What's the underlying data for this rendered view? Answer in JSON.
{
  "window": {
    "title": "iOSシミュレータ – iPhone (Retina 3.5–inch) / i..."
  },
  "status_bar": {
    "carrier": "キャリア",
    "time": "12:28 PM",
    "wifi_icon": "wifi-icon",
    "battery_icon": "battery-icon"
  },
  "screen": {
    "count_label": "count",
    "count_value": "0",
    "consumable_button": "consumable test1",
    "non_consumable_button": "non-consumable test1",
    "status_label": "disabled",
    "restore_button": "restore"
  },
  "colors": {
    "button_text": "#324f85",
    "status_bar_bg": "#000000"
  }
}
+---+
**DIRECTIVE**
Pull every line containing "consumable" from the data.

**RESPONSE BELOW**
    "consumable_button": "consumable test1",
    "non_consumable_button": "non-consumable test1",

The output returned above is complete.